* What the task asks: Reproduce every entry exactly as shown.

* Input rows:

○ ○ ○

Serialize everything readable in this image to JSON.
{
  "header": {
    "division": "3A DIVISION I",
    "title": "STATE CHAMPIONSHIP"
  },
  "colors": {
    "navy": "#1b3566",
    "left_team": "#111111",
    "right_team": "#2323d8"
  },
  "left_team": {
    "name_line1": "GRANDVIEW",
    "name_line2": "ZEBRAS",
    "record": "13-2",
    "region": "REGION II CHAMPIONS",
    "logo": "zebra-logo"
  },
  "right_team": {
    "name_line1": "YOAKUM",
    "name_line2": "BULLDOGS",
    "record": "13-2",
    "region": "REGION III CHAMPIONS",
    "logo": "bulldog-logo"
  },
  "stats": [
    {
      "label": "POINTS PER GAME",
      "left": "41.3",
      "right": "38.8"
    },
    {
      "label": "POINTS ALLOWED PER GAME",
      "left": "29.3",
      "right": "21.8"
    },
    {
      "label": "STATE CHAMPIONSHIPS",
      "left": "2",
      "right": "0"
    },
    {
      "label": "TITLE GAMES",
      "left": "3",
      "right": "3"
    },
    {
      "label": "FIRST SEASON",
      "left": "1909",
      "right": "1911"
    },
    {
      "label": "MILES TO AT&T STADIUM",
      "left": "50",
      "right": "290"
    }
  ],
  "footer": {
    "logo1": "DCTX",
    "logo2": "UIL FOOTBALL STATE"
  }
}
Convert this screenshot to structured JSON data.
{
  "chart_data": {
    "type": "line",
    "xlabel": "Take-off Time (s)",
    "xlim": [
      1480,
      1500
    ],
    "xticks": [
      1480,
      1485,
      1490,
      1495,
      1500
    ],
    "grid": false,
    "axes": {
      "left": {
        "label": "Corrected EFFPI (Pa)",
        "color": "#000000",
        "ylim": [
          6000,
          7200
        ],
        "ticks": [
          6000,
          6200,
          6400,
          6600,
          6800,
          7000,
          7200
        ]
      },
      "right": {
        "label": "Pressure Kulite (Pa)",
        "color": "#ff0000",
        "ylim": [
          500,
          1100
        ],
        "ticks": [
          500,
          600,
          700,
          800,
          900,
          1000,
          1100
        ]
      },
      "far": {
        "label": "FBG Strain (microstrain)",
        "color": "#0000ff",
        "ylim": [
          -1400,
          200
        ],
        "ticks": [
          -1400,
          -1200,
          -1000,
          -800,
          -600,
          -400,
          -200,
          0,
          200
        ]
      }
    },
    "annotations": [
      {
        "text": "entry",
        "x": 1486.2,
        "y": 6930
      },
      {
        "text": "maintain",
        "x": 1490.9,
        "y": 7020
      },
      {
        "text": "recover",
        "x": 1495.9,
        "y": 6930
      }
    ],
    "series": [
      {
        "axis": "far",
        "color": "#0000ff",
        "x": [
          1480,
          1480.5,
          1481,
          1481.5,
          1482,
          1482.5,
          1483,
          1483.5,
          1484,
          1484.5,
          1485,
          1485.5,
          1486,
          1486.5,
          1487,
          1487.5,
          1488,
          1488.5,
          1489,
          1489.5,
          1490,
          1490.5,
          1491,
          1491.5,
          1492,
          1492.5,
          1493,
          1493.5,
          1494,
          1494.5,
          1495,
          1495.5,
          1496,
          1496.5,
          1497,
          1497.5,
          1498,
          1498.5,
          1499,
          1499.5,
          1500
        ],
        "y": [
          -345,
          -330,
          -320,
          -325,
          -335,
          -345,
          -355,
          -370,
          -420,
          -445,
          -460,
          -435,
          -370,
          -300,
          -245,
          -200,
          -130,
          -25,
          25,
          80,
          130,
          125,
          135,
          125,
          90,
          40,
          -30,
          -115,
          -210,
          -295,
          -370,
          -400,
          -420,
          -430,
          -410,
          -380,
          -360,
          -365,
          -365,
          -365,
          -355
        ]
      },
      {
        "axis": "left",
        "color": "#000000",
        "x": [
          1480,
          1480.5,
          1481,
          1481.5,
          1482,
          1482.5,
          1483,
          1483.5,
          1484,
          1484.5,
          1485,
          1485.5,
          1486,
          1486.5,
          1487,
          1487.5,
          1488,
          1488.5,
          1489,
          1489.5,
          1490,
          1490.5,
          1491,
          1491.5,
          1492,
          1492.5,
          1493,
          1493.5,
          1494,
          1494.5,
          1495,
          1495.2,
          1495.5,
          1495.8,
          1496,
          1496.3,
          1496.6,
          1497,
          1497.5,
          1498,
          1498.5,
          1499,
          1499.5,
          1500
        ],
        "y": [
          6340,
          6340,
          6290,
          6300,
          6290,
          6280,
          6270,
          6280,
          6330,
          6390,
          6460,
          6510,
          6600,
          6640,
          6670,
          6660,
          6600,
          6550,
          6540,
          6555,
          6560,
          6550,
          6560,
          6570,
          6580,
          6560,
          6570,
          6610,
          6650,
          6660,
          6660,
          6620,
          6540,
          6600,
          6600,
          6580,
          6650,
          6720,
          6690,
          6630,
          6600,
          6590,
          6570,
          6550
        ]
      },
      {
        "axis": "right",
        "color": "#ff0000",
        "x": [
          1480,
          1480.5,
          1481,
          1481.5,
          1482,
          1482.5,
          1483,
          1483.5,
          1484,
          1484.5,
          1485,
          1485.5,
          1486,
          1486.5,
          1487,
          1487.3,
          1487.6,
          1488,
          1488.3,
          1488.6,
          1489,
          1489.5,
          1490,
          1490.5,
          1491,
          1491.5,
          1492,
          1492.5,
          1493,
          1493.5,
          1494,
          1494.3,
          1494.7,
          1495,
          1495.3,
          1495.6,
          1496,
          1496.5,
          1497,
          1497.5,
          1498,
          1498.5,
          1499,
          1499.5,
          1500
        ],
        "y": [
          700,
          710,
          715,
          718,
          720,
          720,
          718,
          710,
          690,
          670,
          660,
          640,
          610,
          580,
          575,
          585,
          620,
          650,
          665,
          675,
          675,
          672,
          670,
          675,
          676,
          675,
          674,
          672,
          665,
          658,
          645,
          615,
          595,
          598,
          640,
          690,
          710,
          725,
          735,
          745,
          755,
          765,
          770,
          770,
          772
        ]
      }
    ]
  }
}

○ ○ ○

* Result of this task:
Serialize everything readable in this image to JSON.
{
  "header": {
    "division": "3A DIVISION I",
    "title": "STATE CHAMPIONSHIP"
  },
  "colors": {
    "navy": "#1b3566",
    "left_team": "#111111",
    "right_team": "#2323d8"
  },
  "left_team": {
    "name_line1": "GRANDVIEW",
    "name_line2": "ZEBRAS",
    "record": "13-2",
    "region": "REGION II CHAMPIONS",
    "logo": "zebra-logo"
  },
  "right_team": {
    "name_line1": "YOAKUM",
    "name_line2": "BULLDOGS",
    "record": "13-2",
    "region": "REGION III CHAMPIONS",
    "logo": "bulldog-logo"
  },
  "stats": [
    {
      "label": "POINTS PER GAME",
      "left": "41.3",
      "right": "38.8"
    },
    {
      "label": "POINTS ALLOWED PER GAME",
      "left": "29.3",
      "right": "21.8"
    },
    {
      "label": "STATE CHAMPIONSHIPS",
      "left": "2",
      "right": "0"
    },
    {
      "label": "TITLE GAMES",
      "left": "3",
      "right": "3"
    },
    {
      "label": "FIRST SEASON",
      "left": "1909",
      "right": "1911"
    },
    {
      "label": "MILES TO AT&T STADIUM",
      "left": "50",
      "right": "290"
    }
  ],
  "footer": {
    "logo1": "DCTX",
    "logo2": "UIL FOOTBALL STATE"
  }
}
Convert this screenshot to structured JSON data.
{
  "chart_data": {
    "type": "line",
    "xlabel": "Take-off Time (s)",
    "xlim": [
      1480,
      1500
    ],
    "xticks": [
      1480,
      1485,
      1490,
      1495,
      1500
    ],
    "grid": false,
    "axes": {
      "left": {
        "label": "Corrected EFFPI (Pa)",
        "color": "#000000",
        "ylim": [
          6000,
          7200
        ],
        "ticks": [
          6000,
          6200,
          6400,
          6600,
          6800,
          7000,
          7200
        ]
      },
      "right": {
        "label": "Pressure Kulite (Pa)",
        "color": "#ff0000",
        "ylim": [
          500,
          1100
        ],
        "ticks": [
          500,
          600,
          700,
          800,
          900,
          1000,
          1100
        ]
      },
      "far": {
        "label": "FBG Strain (microstrain)",
        "color": "#0000ff",
        "ylim": [
          -1400,
          200
        ],
        "ticks": [
          -1400,
          -1200,
          -1000,
          -800,
          -600,
          -400,
          -200,
          0,
          200
        ]
      }
    },
    "annotations": [
      {
        "text": "entry",
        "x": 1486.2,
        "y": 6930
      },
      {
        "text": "maintain",
        "x": 1490.9,
        "y": 7020
      },
      {
        "text": "recover",
        "x": 1495.9,
        "y": 6930
      }
    ],
    "series": [
      {
        "axis": "far",
        "color": "#0000ff",
        "x": [
          1480,
          1480.5,
          1481,
          1481.5,
          1482,
          1482.5,
          1483,
          1483.5,
          1484,
          1484.5,
          1485,
          1485.5,
          1486,
          1486.5,
          1487,
          1487.5,
          1488,
          1488.5,
          1489,
          1489.5,
          1490,
          1490.5,
          1491,
          1491.5,
          1492,
          1492.5,
          1493,
          1493.5,
          1494,
          1494.5,
          1495,
          1495.5,
          1496,
          1496.5,
          1497,
          1497.5,
          1498,
          1498.5,
          1499,
          1499.5,
          1500
        ],
        "y": [
          -345,
          -330,
          -320,
          -325,
          -335,
          -345,
          -355,
          -370,
          -420,
          -445,
          -460,
          -435,
          -370,
          -300,
          -245,
          -200,
          -130,
          -25,
          25,
          80,
          130,
          125,
          135,
          125,
          90,
          40,
          -30,
          -115,
          -210,
          -295,
          -370,
          -400,
          -420,
          -430,
          -410,
          -380,
          -360,
          -365,
          -365,
          -365,
          -355
        ]
      },
      {
        "axis": "left",
        "color": "#000000",
        "x": [
          1480,
          1480.5,
          1481,
          1481.5,
          1482,
          1482.5,
          1483,
          1483.5,
          1484,
          1484.5,
          1485,
          1485.5,
          1486,
          1486.5,
          1487,
          1487.5,
          1488,
          1488.5,
          1489,
          1489.5,
          1490,
          1490.5,
          1491,
          1491.5,
          1492,
          1492.5,
          1493,
          1493.5,
          1494,
          1494.5,
          1495,
          1495.2,
          1495.5,
          1495.8,
          1496,
          1496.3,
          1496.6,
          1497,
          1497.5,
          1498,
          1498.5,
          1499,
          1499.5,
          1500
        ],
        "y": [
          6340,
          6340,
          6290,
          6300,
          6290,
          6280,
          6270,
          6280,
          6330,
          6390,
          6460,
          6510,
          6600,
          6640,
          6670,
          6660,
          6600,
          6550,
          6540,
          6555,
          6560,
          6550,
          6560,
          6570,
          6580,
          6560,
          6570,
          6610,
          6650,
          6660,
          6660,
          6620,
          6540,
          6600,
          6600,
          6580,
          6650,
          6720,
          6690,
          6630,
          6600,
          6590,
          6570,
          6550
        ]
      },
      {
        "axis": "right",
        "color": "#ff0000",
        "x": [
          1480,
          1480.5,
          1481,
          1481.5,
          1482,
          1482.5,
          1483,
          1483.5,
          1484,
          1484.5,
          1485,
          1485.5,
          1486,
          1486.5,
          1487,
          1487.3,
          1487.6,
          1488,
          1488.3,
          1488.6,
          1489,
          1489.5,
          1490,
          1490.5,
          1491,
          1491.5,
          1492,
          1492.5,
          1493,
          1493.5,
          1494,
          1494.3,
          1494.7,
          1495,
          1495.3,
          1495.6,
          1496,
          1496.5,
          1497,
          1497.5,
          1498,
          1498.5,
          1499,
          1499.5,
          1500
        ],
        "y": [
          700,
          710,
          715,
          718,
          720,
          720,
          718,
          710,
          690,
          670,
          660,
          640,
          610,
          580,
          575,
          585,
          620,
          650,
          665,
          675,
          675,
          672,
          670,
          675,
          676,
          675,
          674,
          672,
          665,
          658,
          645,
          615,
          595,
          598,
          640,
          690,
          710,
          725,
          735,
          745,
          755,
          765,
          770,
          770,
          772
        ]
      }
    ]
  }
}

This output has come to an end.